## GOAL:
Read the lines that follow and tally those with the word "produzia"; give the number and nothing else.

BEGIN EXTRACTED MATERIAL

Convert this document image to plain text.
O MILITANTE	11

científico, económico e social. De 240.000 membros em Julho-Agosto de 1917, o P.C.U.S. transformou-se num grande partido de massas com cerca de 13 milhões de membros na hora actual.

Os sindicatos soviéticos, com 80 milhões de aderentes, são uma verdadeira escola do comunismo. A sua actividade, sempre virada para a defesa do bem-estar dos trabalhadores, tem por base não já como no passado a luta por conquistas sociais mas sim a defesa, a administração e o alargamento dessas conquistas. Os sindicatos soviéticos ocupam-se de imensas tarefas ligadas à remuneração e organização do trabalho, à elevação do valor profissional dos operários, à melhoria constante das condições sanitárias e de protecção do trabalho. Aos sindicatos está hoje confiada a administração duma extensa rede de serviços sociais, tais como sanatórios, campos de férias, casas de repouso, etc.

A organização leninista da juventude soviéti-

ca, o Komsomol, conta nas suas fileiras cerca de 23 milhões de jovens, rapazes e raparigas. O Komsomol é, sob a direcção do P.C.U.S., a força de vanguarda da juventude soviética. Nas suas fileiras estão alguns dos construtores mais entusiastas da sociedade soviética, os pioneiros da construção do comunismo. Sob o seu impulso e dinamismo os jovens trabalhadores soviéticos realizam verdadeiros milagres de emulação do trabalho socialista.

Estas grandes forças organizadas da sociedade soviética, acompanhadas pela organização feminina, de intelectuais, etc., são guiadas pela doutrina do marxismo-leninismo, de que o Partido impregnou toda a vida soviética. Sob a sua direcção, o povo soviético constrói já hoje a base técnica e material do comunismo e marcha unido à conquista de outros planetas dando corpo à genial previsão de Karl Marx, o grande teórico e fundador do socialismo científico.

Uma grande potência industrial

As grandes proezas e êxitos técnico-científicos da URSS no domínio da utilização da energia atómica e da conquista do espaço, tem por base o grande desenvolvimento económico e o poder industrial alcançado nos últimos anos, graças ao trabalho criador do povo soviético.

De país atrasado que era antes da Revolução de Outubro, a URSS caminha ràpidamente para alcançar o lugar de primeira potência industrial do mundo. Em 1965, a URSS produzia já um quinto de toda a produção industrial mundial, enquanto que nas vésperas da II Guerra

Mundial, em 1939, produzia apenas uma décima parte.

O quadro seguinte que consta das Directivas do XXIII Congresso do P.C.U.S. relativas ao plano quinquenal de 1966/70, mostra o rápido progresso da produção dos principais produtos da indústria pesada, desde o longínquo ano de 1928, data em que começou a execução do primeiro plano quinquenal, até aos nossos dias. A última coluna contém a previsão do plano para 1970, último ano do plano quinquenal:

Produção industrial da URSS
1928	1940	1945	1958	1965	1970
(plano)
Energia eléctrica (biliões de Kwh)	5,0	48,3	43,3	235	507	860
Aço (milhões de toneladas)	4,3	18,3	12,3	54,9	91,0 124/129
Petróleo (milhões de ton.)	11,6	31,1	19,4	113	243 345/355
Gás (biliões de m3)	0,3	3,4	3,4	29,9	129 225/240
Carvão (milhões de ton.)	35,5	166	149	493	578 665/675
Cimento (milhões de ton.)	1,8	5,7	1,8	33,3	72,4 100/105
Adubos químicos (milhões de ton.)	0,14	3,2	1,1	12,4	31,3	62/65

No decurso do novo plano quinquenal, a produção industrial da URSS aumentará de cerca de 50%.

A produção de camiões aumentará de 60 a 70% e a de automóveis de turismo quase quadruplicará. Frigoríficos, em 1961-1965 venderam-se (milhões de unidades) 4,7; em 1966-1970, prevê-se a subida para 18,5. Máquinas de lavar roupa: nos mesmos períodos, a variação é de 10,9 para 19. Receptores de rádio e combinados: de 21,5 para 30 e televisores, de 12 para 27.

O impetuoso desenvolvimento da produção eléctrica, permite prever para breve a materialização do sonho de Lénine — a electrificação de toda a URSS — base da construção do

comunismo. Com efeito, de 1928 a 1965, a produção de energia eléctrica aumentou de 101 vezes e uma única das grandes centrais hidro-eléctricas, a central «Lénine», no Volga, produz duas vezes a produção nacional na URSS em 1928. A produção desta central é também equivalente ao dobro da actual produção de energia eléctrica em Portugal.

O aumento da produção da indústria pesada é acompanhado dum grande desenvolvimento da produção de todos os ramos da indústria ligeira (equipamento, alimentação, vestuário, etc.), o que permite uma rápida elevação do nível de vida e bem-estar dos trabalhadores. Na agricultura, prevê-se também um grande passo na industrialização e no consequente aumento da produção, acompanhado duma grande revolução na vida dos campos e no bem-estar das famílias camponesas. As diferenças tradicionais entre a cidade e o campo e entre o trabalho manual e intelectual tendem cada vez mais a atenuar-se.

END EXTRACTED MATERIAL

## SOLVED EXERCISE:
2